(Extracted data entries)
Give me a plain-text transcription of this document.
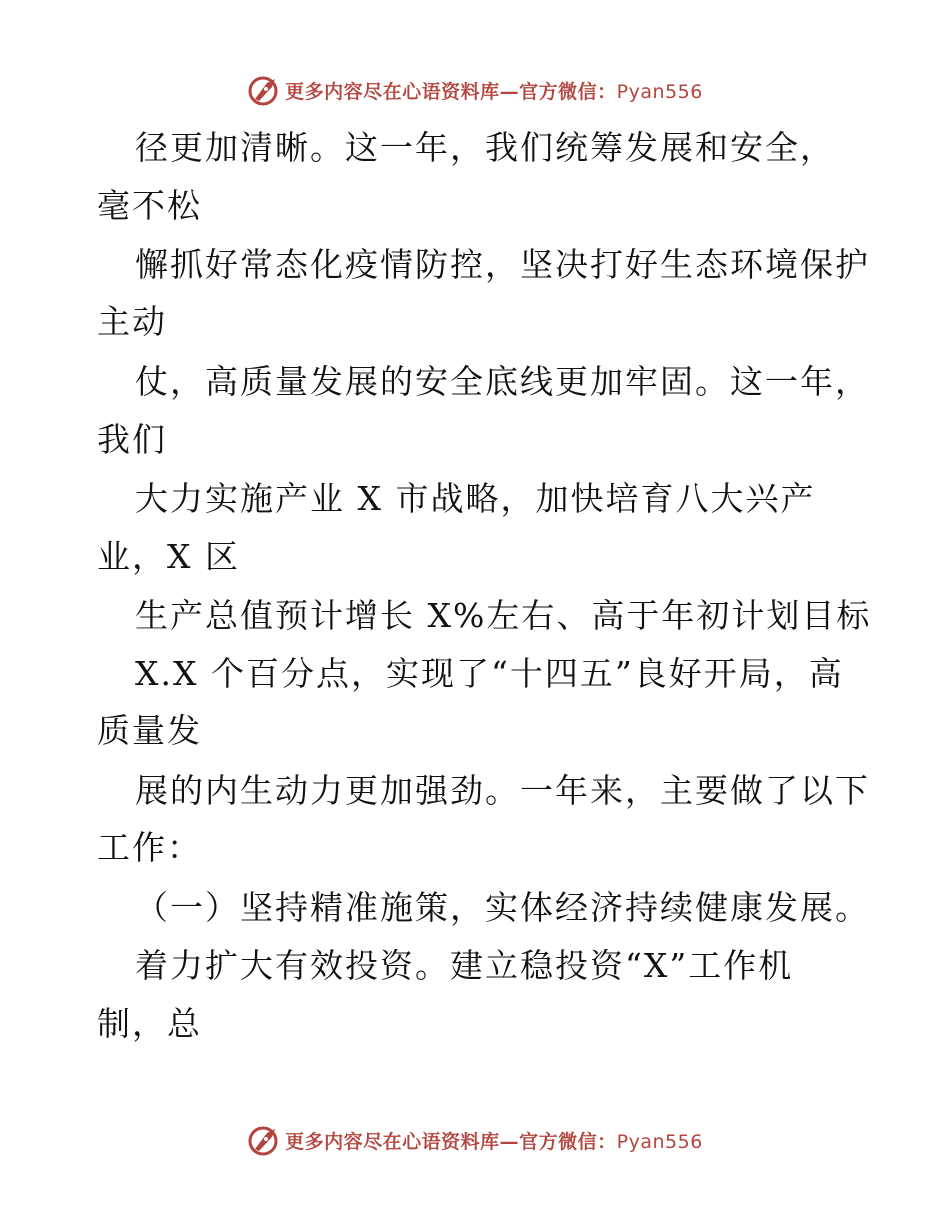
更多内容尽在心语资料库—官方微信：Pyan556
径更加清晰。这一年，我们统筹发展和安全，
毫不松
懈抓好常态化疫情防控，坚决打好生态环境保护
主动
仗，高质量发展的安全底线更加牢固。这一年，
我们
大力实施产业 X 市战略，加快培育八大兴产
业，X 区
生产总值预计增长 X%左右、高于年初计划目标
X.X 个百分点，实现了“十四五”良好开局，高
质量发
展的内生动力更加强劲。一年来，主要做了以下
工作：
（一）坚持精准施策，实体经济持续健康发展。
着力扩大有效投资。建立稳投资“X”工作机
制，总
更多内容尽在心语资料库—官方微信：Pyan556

▶ _Task requirements_
Quote the records in their entirety, keeping the wording exact and excluding pictures.

▶ _Solved exercise_
Give me a plain-text transcription of this document.
更多内容尽在心语资料库—官方微信：Pyan556
径更加清晰。这一年，我们统筹发展和安全，
毫不松
懈抓好常态化疫情防控，坚决打好生态环境保护
主动
仗，高质量发展的安全底线更加牢固。这一年，
我们
大力实施产业 X 市战略，加快培育八大兴产
业，X 区
生产总值预计增长 X%左右、高于年初计划目标
X.X 个百分点，实现了“十四五”良好开局，高
质量发
展的内生动力更加强劲。一年来，主要做了以下
工作：
（一）坚持精准施策，实体经济持续健康发展。
着力扩大有效投资。建立稳投资“X”工作机
制，总
更多内容尽在心语资料库—官方微信：Pyan556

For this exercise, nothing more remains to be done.